- [Task brief]:
Every entry must be echoed exactly.

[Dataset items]
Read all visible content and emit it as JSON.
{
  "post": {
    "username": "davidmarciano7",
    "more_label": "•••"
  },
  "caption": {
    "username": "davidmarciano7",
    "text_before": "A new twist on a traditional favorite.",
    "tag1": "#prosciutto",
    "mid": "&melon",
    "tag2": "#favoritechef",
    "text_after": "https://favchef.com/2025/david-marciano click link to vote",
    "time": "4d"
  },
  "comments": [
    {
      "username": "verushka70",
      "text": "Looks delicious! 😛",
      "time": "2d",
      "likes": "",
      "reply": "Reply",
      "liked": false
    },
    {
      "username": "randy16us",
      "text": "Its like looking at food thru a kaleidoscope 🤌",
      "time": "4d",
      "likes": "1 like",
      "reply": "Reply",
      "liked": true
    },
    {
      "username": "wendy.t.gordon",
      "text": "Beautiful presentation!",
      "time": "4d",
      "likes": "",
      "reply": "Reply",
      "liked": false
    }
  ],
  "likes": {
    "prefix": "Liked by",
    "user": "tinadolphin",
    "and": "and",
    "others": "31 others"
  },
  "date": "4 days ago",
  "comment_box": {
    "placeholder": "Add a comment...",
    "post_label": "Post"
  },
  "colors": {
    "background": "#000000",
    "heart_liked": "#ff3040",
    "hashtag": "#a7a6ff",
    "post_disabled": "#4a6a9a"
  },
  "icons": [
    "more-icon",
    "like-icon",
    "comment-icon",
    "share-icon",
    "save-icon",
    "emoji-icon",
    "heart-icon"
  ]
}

- [Task answer]:
Read all visible content and emit it as JSON.
{
  "post": {
    "username": "davidmarciano7",
    "more_label": "•••"
  },
  "caption": {
    "username": "davidmarciano7",
    "text_before": "A new twist on a traditional favorite.",
    "tag1": "#prosciutto",
    "mid": "&melon",
    "tag2": "#favoritechef",
    "text_after": "https://favchef.com/2025/david-marciano click link to vote",
    "time": "4d"
  },
  "comments": [
    {
      "username": "verushka70",
      "text": "Looks delicious! 😛",
      "time": "2d",
      "likes": "",
      "reply": "Reply",
      "liked": false
    },
    {
      "username": "randy16us",
      "text": "Its like looking at food thru a kaleidoscope 🤌",
      "time": "4d",
      "likes": "1 like",
      "reply": "Reply",
      "liked": true
    },
    {
      "username": "wendy.t.gordon",
      "text": "Beautiful presentation!",
      "time": "4d",
      "likes": "",
      "reply": "Reply",
      "liked": false
    }
  ],
  "likes": {
    "prefix": "Liked by",
    "user": "tinadolphin",
    "and": "and",
    "others": "31 others"
  },
  "date": "4 days ago",
  "comment_box": {
    "placeholder": "Add a comment...",
    "post_label": "Post"
  },
  "colors": {
    "background": "#000000",
    "heart_liked": "#ff3040",
    "hashtag": "#a7a6ff",
    "post_disabled": "#4a6a9a"
  },
  "icons": [
    "more-icon",
    "like-icon",
    "comment-icon",
    "share-icon",
    "save-icon",
    "emoji-icon",
    "heart-icon"
  ]
}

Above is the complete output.